## Set problem
Reproduce every line of the records below with no changes at all.

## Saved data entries
+--

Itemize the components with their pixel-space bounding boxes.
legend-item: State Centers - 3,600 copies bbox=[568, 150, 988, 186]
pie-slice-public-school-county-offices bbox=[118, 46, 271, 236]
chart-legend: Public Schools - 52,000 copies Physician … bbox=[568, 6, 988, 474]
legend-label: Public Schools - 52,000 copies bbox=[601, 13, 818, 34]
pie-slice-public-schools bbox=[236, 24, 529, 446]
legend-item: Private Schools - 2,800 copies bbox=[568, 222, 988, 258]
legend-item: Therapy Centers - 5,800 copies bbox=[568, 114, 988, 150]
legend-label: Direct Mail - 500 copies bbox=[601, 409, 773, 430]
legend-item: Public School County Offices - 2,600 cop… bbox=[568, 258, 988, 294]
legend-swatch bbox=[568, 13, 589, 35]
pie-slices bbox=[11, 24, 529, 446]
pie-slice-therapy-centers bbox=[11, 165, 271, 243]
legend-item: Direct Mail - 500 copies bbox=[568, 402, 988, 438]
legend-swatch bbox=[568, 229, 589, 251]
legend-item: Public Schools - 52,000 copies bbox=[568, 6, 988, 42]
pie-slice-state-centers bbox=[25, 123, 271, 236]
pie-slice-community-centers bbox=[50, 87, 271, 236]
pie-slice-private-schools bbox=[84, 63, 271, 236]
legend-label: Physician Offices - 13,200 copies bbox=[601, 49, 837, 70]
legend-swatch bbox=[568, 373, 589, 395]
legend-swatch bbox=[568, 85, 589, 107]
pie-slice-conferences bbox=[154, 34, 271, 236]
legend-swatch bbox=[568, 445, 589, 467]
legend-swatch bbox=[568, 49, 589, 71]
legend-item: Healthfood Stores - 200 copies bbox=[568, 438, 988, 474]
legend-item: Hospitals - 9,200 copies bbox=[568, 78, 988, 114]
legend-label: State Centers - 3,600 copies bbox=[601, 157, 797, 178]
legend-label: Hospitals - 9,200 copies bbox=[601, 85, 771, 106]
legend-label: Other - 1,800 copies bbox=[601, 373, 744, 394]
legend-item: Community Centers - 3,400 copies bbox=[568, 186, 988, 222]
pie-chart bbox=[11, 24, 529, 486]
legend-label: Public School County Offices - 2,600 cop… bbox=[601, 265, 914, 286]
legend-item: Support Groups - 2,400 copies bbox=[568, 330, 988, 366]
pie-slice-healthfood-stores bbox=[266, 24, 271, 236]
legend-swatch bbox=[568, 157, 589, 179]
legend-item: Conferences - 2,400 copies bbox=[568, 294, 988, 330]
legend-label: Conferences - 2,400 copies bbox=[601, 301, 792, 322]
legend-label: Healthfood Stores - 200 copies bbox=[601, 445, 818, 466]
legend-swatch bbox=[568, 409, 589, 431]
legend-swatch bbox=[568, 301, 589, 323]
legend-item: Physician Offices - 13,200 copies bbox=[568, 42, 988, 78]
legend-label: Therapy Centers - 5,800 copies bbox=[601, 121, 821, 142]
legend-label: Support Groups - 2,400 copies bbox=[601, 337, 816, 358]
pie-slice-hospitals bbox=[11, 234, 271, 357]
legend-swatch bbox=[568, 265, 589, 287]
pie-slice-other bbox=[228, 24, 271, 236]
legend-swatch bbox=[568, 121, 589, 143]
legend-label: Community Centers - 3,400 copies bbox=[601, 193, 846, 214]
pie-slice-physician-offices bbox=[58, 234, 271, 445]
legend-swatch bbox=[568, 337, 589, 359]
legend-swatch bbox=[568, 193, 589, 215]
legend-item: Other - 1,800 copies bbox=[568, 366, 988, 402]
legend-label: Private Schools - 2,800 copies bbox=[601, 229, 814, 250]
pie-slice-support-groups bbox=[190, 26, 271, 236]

+--

## Written response
Itemize the components with their pixel-space bounding boxes.
legend-item: State Centers - 3,600 copies bbox=[568, 150, 988, 186]
pie-slice-public-school-county-offices bbox=[118, 46, 271, 236]
chart-legend: Public Schools - 52,000 copies Physician … bbox=[568, 6, 988, 474]
legend-label: Public Schools - 52,000 copies bbox=[601, 13, 818, 34]
pie-slice-public-schools bbox=[236, 24, 529, 446]
legend-item: Private Schools - 2,800 copies bbox=[568, 222, 988, 258]
legend-item: Therapy Centers - 5,800 copies bbox=[568, 114, 988, 150]
legend-label: Direct Mail - 500 copies bbox=[601, 409, 773, 430]
legend-item: Public School County Offices - 2,600 cop… bbox=[568, 258, 988, 294]
legend-swatch bbox=[568, 13, 589, 35]
pie-slices bbox=[11, 24, 529, 446]
pie-slice-therapy-centers bbox=[11, 165, 271, 243]
legend-item: Direct Mail - 500 copies bbox=[568, 402, 988, 438]
legend-swatch bbox=[568, 229, 589, 251]
legend-item: Public Schools - 52,000 copies bbox=[568, 6, 988, 42]
pie-slice-state-centers bbox=[25, 123, 271, 236]
pie-slice-community-centers bbox=[50, 87, 271, 236]
pie-slice-private-schools bbox=[84, 63, 271, 236]
legend-label: Physician Offices - 13,200 copies bbox=[601, 49, 837, 70]
legend-swatch bbox=[568, 373, 589, 395]
legend-swatch bbox=[568, 85, 589, 107]
pie-slice-conferences bbox=[154, 34, 271, 236]
legend-swatch bbox=[568, 445, 589, 467]
legend-swatch bbox=[568, 49, 589, 71]
legend-item: Healthfood Stores - 200 copies bbox=[568, 438, 988, 474]
legend-item: Hospitals - 9,200 copies bbox=[568, 78, 988, 114]
legend-label: State Centers - 3,600 copies bbox=[601, 157, 797, 178]
legend-label: Hospitals - 9,200 copies bbox=[601, 85, 771, 106]
legend-label: Other - 1,800 copies bbox=[601, 373, 744, 394]
legend-item: Community Centers - 3,400 copies bbox=[568, 186, 988, 222]
pie-chart bbox=[11, 24, 529, 486]
legend-label: Public School County Offices - 2,600 cop… bbox=[601, 265, 914, 286]
legend-item: Support Groups - 2,400 copies bbox=[568, 330, 988, 366]
pie-slice-healthfood-stores bbox=[266, 24, 271, 236]
legend-swatch bbox=[568, 157, 589, 179]
legend-item: Conferences - 2,400 copies bbox=[568, 294, 988, 330]
legend-label: Conferences - 2,400 copies bbox=[601, 301, 792, 322]
legend-label: Healthfood Stores - 200 copies bbox=[601, 445, 818, 466]
legend-swatch bbox=[568, 409, 589, 431]
legend-swatch bbox=[568, 301, 589, 323]
legend-item: Physician Offices - 13,200 copies bbox=[568, 42, 988, 78]
legend-label: Therapy Centers - 5,800 copies bbox=[601, 121, 821, 142]
legend-label: Support Groups - 2,400 copies bbox=[601, 337, 816, 358]
pie-slice-hospitals bbox=[11, 234, 271, 357]
legend-swatch bbox=[568, 265, 589, 287]
pie-slice-other bbox=[228, 24, 271, 236]
legend-swatch bbox=[568, 121, 589, 143]
legend-label: Community Centers - 3,400 copies bbox=[601, 193, 846, 214]
pie-slice-physician-offices bbox=[58, 234, 271, 445]
legend-swatch bbox=[568, 337, 589, 359]
legend-swatch bbox=[568, 193, 589, 215]
legend-item: Other - 1,800 copies bbox=[568, 366, 988, 402]
legend-label: Private Schools - 2,800 copies bbox=[601, 229, 814, 250]
pie-slice-support-groups bbox=[190, 26, 271, 236]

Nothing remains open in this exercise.